**TO BE DONE:** Will you transcribe the entries that follow, exactly and in full?

Records
— start —

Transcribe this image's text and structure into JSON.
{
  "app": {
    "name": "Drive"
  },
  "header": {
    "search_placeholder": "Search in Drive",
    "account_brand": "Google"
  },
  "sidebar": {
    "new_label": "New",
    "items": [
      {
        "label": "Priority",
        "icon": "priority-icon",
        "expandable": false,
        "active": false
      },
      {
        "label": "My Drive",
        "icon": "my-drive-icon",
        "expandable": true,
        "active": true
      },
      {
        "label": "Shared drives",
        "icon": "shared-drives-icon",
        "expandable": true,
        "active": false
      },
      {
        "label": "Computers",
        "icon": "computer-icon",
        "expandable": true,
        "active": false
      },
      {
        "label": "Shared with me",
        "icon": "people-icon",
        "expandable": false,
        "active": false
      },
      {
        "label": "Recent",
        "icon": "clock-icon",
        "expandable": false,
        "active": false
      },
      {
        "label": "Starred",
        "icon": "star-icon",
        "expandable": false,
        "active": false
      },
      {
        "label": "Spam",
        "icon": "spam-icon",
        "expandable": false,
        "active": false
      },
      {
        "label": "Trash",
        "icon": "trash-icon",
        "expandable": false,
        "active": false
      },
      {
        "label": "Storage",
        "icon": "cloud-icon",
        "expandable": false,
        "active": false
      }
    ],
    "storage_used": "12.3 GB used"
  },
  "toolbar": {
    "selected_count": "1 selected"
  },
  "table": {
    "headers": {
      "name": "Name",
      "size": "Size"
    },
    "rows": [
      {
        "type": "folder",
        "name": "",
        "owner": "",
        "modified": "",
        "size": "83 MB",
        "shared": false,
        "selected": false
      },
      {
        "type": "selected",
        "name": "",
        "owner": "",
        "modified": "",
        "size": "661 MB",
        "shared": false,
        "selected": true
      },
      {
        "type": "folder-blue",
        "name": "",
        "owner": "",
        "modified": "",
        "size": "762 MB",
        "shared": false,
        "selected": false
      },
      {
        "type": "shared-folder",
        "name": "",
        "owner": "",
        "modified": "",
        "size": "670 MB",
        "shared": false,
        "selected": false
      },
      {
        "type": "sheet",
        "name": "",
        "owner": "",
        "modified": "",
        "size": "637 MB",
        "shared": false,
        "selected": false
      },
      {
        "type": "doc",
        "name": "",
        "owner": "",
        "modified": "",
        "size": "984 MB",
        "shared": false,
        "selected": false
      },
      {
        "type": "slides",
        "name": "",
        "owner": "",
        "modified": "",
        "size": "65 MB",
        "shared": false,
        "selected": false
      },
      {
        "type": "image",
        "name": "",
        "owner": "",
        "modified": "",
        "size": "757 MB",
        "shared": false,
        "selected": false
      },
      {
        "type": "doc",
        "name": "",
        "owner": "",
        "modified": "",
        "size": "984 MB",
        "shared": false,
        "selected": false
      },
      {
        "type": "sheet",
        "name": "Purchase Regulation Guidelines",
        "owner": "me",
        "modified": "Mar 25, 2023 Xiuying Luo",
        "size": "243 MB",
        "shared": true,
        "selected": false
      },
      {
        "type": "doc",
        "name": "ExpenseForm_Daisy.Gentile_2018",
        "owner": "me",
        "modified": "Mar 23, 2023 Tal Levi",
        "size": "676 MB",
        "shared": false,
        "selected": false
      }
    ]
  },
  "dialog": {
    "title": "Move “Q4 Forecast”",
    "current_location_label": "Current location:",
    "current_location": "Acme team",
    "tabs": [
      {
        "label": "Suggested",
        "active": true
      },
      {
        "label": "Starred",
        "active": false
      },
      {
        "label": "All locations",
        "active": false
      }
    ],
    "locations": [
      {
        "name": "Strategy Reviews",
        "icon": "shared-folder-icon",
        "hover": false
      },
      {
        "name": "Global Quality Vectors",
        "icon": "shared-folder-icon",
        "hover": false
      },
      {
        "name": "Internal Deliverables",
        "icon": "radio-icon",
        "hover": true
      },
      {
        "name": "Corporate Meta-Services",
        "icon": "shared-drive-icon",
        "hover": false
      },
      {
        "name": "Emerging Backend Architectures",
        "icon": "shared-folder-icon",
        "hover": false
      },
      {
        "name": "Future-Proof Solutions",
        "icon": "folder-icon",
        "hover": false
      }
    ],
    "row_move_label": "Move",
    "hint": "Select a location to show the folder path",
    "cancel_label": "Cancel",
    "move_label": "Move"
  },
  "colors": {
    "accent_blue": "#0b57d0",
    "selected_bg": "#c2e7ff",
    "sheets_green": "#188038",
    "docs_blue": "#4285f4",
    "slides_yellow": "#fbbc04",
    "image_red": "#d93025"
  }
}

— end —

**RESPONSE TO THIS EXERCISE:**
Transcribe this image's text and structure into JSON.
{
  "app": {
    "name": "Drive"
  },
  "header": {
    "search_placeholder": "Search in Drive",
    "account_brand": "Google"
  },
  "sidebar": {
    "new_label": "New",
    "items": [
      {
        "label": "Priority",
        "icon": "priority-icon",
        "expandable": false,
        "active": false
      },
      {
        "label": "My Drive",
        "icon": "my-drive-icon",
        "expandable": true,
        "active": true
      },
      {
        "label": "Shared drives",
        "icon": "shared-drives-icon",
        "expandable": true,
        "active": false
      },
      {
        "label": "Computers",
        "icon": "computer-icon",
        "expandable": true,
        "active": false
      },
      {
        "label": "Shared with me",
        "icon": "people-icon",
        "expandable": false,
        "active": false
      },
      {
        "label": "Recent",
        "icon": "clock-icon",
        "expandable": false,
        "active": false
      },
      {
        "label": "Starred",
        "icon": "star-icon",
        "expandable": false,
        "active": false
      },
      {
        "label": "Spam",
        "icon": "spam-icon",
        "expandable": false,
        "active": false
      },
      {
        "label": "Trash",
        "icon": "trash-icon",
        "expandable": false,
        "active": false
      },
      {
        "label": "Storage",
        "icon": "cloud-icon",
        "expandable": false,
        "active": false
      }
    ],
    "storage_used": "12.3 GB used"
  },
  "toolbar": {
    "selected_count": "1 selected"
  },
  "table": {
    "headers": {
      "name": "Name",
      "size": "Size"
    },
    "rows": [
      {
        "type": "folder",
        "name": "",
        "owner": "",
        "modified": "",
        "size": "83 MB",
        "shared": false,
        "selected": false
      },
      {
        "type": "selected",
        "name": "",
        "owner": "",
        "modified": "",
        "size": "661 MB",
        "shared": false,
        "selected": true
      },
      {
        "type": "folder-blue",
        "name": "",
        "owner": "",
        "modified": "",
        "size": "762 MB",
        "shared": false,
        "selected": false
      },
      {
        "type": "shared-folder",
        "name": "",
        "owner": "",
        "modified": "",
        "size": "670 MB",
        "shared": false,
        "selected": false
      },
      {
        "type": "sheet",
        "name": "",
        "owner": "",
        "modified": "",
        "size": "637 MB",
        "shared": false,
        "selected": false
      },
      {
        "type": "doc",
        "name": "",
        "owner": "",
        "modified": "",
        "size": "984 MB",
        "shared": false,
        "selected": false
      },
      {
        "type": "slides",
        "name": "",
        "owner": "",
        "modified": "",
        "size": "65 MB",
        "shared": false,
        "selected": false
      },
      {
        "type": "image",
        "name": "",
        "owner": "",
        "modified": "",
        "size": "757 MB",
        "shared": false,
        "selected": false
      },
      {
        "type": "doc",
        "name": "",
        "owner": "",
        "modified": "",
        "size": "984 MB",
        "shared": false,
        "selected": false
      },
      {
        "type": "sheet",
        "name": "Purchase Regulation Guidelines",
        "owner": "me",
        "modified": "Mar 25, 2023 Xiuying Luo",
        "size": "243 MB",
        "shared": true,
        "selected": false
      },
      {
        "type": "doc",
        "name": "ExpenseForm_Daisy.Gentile_2018",
        "owner": "me",
        "modified": "Mar 23, 2023 Tal Levi",
        "size": "676 MB",
        "shared": false,
        "selected": false
      }
    ]
  },
  "dialog": {
    "title": "Move “Q4 Forecast”",
    "current_location_label": "Current location:",
    "current_location": "Acme team",
    "tabs": [
      {
        "label": "Suggested",
        "active": true
      },
      {
        "label": "Starred",
        "active": false
      },
      {
        "label": "All locations",
        "active": false
      }
    ],
    "locations": [
      {
        "name": "Strategy Reviews",
        "icon": "shared-folder-icon",
        "hover": false
      },
      {
        "name": "Global Quality Vectors",
        "icon": "shared-folder-icon",
        "hover": false
      },
      {
        "name": "Internal Deliverables",
        "icon": "radio-icon",
        "hover": true
      },
      {
        "name": "Corporate Meta-Services",
        "icon": "shared-drive-icon",
        "hover": false
      },
      {
        "name": "Emerging Backend Architectures",
        "icon": "shared-folder-icon",
        "hover": false
      },
      {
        "name": "Future-Proof Solutions",
        "icon": "folder-icon",
        "hover": false
      }
    ],
    "row_move_label": "Move",
    "hint": "Select a location to show the folder path",
    "cancel_label": "Cancel",
    "move_label": "Move"
  },
  "colors": {
    "accent_blue": "#0b57d0",
    "selected_bg": "#c2e7ff",
    "sheets_green": "#188038",
    "docs_blue": "#4285f4",
    "slides_yellow": "#fbbc04",
    "image_red": "#d93025"
  }
}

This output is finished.